+++ FRAGMENTO PARA LEER +++

El artículo 511 de la Ley del Proceso Penal dice que sólo se puede acusar de perjurio a un testigo si miente durante el juicio oral. Pero el Código Penal amplía el delito a cualquier declaración falsa ante autoridad o funcionario competente.

¿Entonces? ¿Es perjurio mentir ante un instructor penal? ¿O sólo ante el tribunal? Depende de quién seas, de a quién le convenga. La ley no es clara porque no quiere serlo. Quiere ser útil, maleable, oportuna. ¡Y otra vez!, ¿qué pinta la comisión de asuntos constitucionales del Parlamento cubano?

El Código Penal también reconoce el delito de denuncia falsa, como si a los efectos del imputado no implicara lo mismo que el perjurio.

Esta vez, las preguntas son: ¿dónde quedó el sentido común y el pensamiento lógico de los redactores de estas leyes?, y ¿para qué hay un Parlamento que no es capaz de defender los derechos de sus representados? ¡Puro teatro!

¿Qué derecho se enseña en las universidades cubanas?

Nada de lo anterior es casualidad. Al parecer, según el principio de legalidad socialista, consistente en la centralidad del Partido Comunista como rector de la sociedad y del orden jurídico, el derecho no es autónomo, sino un subordinado del proyecto político del Estado. Una visión instrumental del derecho, donde las leyes son herramientas para preservar el sistema, no para limitar el poder.

Como resultado, se forma a juristas que replican el discurso oficial sin importar su justeza, la Constitución se enseña como texto sagrado, no como contrato social debatible, y se normaliza la idea de que la ley puede decir una cosa y hacer otra, siempre que sirva al “interés superior del socialismo” —tradúzcase “del partido comunista”—.

+++ MUESTRA DE DATOS +++

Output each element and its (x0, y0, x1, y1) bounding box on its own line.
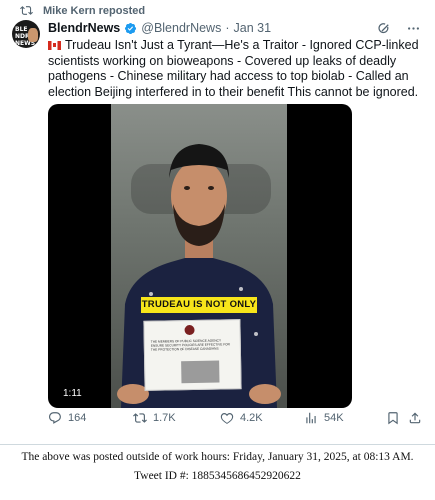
repost-label[interactable]: Mike Kern reposted (43, 5, 145, 17)
like-button[interactable]: 4.2K (220, 411, 263, 425)
header-separator: · (225, 21, 230, 35)
heart-icon (220, 413, 234, 424)
canada-flag-icon (48, 41, 61, 50)
repost-icon (20, 6, 33, 15)
tweet-card[interactable]: Mike Kern reposted BLE NDR NEWS BlendrNe… (0, 0, 435, 445)
tweet-header: BlendrNews @BlendrNews · Jan 31 (48, 21, 271, 35)
video-duration: 1:11 (63, 388, 82, 399)
repost-count: 1.7K (153, 412, 176, 424)
repost-indicator: Mike Kern reposted (12, 4, 145, 17)
tweet-date[interactable]: Jan 31 (234, 21, 272, 35)
document-text: THE MEMBERS OF PUBLIC SCIENCE AGENCY ENS… (150, 338, 230, 352)
tweet-text: Trudeau Isn't Just a Tyrant—He's a Trait… (48, 38, 424, 100)
verified-badge-icon (125, 22, 137, 34)
reply-button[interactable]: 164 (48, 411, 86, 425)
video-player[interactable]: TRUDEAU IS NOT ONLY THE MEMBERS OF PUBLI… (48, 104, 352, 408)
archive-footer: The above was posted outside of work hou… (0, 448, 435, 486)
author-handle[interactable]: @BlendrNews (141, 21, 221, 35)
held-document: THE MEMBERS OF PUBLIC SCIENCE AGENCY ENS… (143, 319, 242, 391)
document-crest-icon (184, 324, 195, 336)
avatar[interactable]: BLE NDR NEWS (12, 20, 40, 48)
like-count: 4.2K (240, 412, 263, 424)
tweet-id: Tweet ID #: 1885345686452920622 (134, 470, 301, 482)
repost-action-icon (133, 413, 147, 423)
video-caption: TRUDEAU IS NOT ONLY (141, 297, 257, 313)
more-options-icon[interactable] (406, 21, 421, 36)
bookmark-button[interactable] (386, 411, 400, 425)
share-button[interactable] (408, 411, 422, 425)
views-button[interactable]: 54K (304, 411, 344, 425)
reply-count: 164 (68, 412, 87, 424)
posted-time-note: The above was posted outside of work hou… (21, 451, 414, 463)
tweet-body: Trudeau Isn't Just a Tyrant—He's a Trait… (48, 38, 419, 99)
avatar-face (28, 28, 38, 42)
tweet-top-actions (377, 21, 421, 36)
document-photo (181, 360, 220, 384)
view-count: 54K (324, 412, 344, 424)
share-icon (409, 412, 421, 424)
grok-icon[interactable] (377, 21, 392, 36)
repost-button[interactable]: 1.7K (133, 411, 176, 425)
bookmark-icon (388, 412, 398, 425)
author-name[interactable]: BlendrNews (48, 21, 120, 35)
reply-icon (49, 412, 61, 424)
views-chart-icon (306, 412, 316, 424)
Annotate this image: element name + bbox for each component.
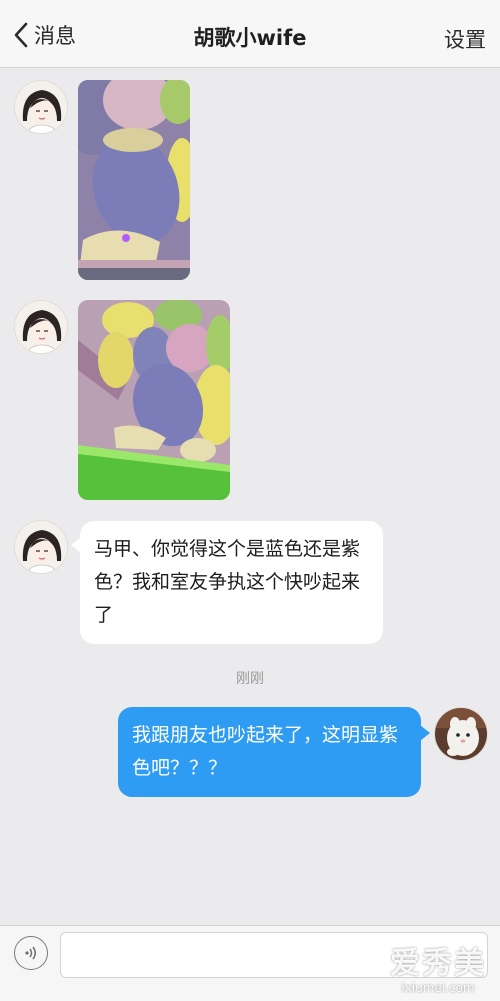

+++

• **TAREAS A REALIZAR**
a) En una a tres oraciones, explica por qué, según el fragmento sobre el perjurio en la ley cubana, la ley no es clara.
b) Según el fragmento sobre el perjurio en la ley cubana, ¿a qué extiende el Código Penal ese delito?

• **LISTA DE SOLUCIONES**
a) Según el fragmento, la ley no es clara porque no quiere serlo. Busca ser útil, maleable y oportuna, de modo que el que mentir ante un instructor penal sea perjurio depende de quién seas y de a quién le convenga.

b) A cualquier declaración falsa ante autoridad o funcionario competente.